• [What you need to do]: Give the number of lines in the material below that hold "darum", and nothing besides.
^^^^
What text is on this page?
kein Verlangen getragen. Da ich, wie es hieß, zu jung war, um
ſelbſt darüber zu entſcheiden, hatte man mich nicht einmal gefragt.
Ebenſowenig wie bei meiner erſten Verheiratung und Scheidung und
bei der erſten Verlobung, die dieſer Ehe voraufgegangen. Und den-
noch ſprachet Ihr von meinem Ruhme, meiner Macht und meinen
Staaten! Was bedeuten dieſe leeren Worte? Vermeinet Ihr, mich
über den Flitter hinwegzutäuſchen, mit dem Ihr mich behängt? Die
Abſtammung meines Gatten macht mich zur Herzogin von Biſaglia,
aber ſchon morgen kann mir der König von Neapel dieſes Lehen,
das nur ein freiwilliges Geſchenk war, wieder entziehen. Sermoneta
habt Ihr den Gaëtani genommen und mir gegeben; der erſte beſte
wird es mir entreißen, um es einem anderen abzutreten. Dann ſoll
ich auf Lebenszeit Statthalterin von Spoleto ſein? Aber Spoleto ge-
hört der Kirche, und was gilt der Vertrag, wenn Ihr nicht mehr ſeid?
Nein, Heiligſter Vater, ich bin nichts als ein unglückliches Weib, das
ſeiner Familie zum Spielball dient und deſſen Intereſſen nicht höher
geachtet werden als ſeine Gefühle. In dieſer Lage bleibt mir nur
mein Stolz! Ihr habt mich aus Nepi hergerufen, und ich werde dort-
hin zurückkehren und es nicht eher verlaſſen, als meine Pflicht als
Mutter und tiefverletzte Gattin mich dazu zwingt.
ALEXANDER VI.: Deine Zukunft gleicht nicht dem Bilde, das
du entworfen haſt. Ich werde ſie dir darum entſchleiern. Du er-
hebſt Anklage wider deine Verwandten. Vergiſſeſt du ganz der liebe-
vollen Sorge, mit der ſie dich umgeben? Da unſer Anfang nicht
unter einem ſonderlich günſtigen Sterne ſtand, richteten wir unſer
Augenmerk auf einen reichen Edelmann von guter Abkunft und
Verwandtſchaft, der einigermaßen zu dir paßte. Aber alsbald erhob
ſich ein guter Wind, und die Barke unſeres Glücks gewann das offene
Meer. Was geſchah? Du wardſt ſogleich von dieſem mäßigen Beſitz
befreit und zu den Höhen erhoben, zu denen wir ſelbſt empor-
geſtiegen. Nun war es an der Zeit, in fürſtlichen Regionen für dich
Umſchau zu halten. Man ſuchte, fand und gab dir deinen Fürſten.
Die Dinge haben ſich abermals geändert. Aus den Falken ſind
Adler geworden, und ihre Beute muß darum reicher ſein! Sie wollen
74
^^^^
• [Result]: 2